BLOQUE DE TEXTO:
======
La Corte de Apelaciones de Concepción ratificó una sanción económica de 500 Unidades Tributarias Mensuales (cerca de $ 35.300.000) en contra de Enap Refinerías S.A., tras rechazar el reclamo de ilegalidad interpuesto por la empresa estatal frente a una resolución de la Superintendencia de Electricidad y Combustibles (SEC).
El tribunal de alzada determinó la responsabilidad de la empresa al no reportar un accidente con resultado de muerte de un trabajador, ocurrido en febrero de 2025, en el Terminal Marítimo San Vicente, instalaciones logísticas clave para la economía y el abastecimiento energético de la Región del Biobío.
Según consta en el expediente, el accidente se produjo mientras se realizaba una prueba de presión hidrostática en una tubería en construcción. Ante esto, personal de la refinería decidió no informar del siniestro a la SEC bajo el argumento de que la línea estaba siendo probada con agua y no contenía combustibles líquidos en ese momento; por lo tanto, no aplicaba la normativa sectorial de reportabilidad.
Fallo unánime
Sin embargo, en un fallo unánime, la Cuarta Sala del tribunal penquista, integrada por los ministros Carola Rivas, Rodrigo Cortés y la abogada integrante Laura Silva, desestimó la defensa de Enap. La resolución judicial estableció que "la obligación de informar era plenamente exigible a la empresa reclamante", argumentando que las pruebas con agua son procedimientos preventivos regulados y diseñados justamente para garantizar la integridad de las líneas que transportarán hidrocarburos.
Los magistrados fueron categóricos al señalar que la naturaleza del fluido no exime a la empresa de sus responsabilidades de seguridad industrial.
======
DATOS REGISTRADOS:
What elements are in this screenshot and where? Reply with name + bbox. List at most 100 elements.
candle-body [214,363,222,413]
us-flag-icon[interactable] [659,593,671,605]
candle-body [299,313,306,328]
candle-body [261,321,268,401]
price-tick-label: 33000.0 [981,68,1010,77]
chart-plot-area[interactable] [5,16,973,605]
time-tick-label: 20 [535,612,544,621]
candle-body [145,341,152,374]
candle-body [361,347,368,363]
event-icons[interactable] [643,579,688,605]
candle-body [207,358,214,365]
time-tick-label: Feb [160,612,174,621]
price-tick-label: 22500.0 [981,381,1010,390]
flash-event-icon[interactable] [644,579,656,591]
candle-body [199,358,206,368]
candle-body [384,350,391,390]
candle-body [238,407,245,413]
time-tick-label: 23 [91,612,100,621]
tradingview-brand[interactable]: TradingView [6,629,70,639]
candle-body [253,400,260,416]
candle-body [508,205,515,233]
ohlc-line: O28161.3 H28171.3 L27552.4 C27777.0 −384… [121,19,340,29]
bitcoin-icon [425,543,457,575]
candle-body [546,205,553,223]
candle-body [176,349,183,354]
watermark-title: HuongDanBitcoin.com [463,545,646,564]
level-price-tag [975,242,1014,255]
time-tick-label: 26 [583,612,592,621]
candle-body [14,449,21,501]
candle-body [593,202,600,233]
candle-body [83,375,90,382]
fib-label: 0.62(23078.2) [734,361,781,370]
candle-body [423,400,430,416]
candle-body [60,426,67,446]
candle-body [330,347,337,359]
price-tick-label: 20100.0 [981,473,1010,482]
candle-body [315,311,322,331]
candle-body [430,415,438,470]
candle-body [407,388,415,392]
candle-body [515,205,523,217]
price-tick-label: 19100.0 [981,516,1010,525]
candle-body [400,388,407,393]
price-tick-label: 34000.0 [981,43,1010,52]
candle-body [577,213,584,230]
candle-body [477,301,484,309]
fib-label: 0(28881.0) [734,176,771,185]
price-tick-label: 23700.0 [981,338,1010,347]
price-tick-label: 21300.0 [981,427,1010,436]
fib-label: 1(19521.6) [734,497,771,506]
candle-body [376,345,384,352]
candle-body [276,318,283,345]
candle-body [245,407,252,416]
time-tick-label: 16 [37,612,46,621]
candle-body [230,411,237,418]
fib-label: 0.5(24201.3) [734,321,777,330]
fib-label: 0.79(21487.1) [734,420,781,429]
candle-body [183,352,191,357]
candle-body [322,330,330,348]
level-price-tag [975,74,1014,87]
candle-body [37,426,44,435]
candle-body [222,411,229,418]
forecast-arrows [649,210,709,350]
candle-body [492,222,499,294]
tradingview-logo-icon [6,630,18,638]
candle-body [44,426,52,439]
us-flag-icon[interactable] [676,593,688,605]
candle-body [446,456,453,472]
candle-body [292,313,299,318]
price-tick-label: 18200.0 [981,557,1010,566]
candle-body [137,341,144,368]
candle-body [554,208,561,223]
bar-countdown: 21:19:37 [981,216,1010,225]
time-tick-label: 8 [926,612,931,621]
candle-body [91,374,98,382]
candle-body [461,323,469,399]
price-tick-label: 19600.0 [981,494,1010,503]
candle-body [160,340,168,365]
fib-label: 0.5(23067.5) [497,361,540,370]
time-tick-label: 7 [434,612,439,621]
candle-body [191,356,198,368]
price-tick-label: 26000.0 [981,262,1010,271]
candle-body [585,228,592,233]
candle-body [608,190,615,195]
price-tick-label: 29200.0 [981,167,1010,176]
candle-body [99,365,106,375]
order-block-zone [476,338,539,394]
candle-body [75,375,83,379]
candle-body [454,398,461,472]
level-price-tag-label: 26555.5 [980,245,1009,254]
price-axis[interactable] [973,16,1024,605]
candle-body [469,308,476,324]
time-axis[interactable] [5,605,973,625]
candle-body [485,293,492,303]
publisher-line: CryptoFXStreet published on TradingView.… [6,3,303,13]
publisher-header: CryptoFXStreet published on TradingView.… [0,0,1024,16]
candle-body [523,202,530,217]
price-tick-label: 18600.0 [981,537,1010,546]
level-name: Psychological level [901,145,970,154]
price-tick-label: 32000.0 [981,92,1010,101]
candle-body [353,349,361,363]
======
CONSIGNA: Prosigue el texto sobre la multa a Enap Refinerías a partir de su última oración. Los registros proceden de una fuente distinta.

RESULTADO DEL EJERCICIO:
En esa línea, el fallo detalla que "el hecho de que la prueba se realice con agua no excluye la competencia de la Superintendencia ni la aplicabilidad del deber de reportabilidad; por el contrario, la ocurrencia de un fallecimiento en este contexto demuestra la materialización de un riesgo significativo en una instalación sujeta a control" y añadieron que "limitar el deber de informar sólo a incidentes con combustible presente vaciaría de contenido la finalidad preventiva de la norma".
Sanciones económicas
La Corte penquista respaldó la calificación del hecho como una falta "grave", validando el monto impuesto por la autoridad administrativa. El tribunal determinó que la multa de 500 UTM se ajusta al principio de proporcionalidad, considerando que la legislación permite cobros de hasta 60 mil UTM para este tipo de escenarios.
En su ponderación, la justicia validó que la Superintendencia evaluó adecuadamente "la capacidad económica de la empresa sancionada" y subrayó que "la omisión de reportar oportunamente un accidente de máxima gravedad impide el ejercicio eficaz de las potestades de fiscalización e investigación técnica que la ley encomienda a la SEC".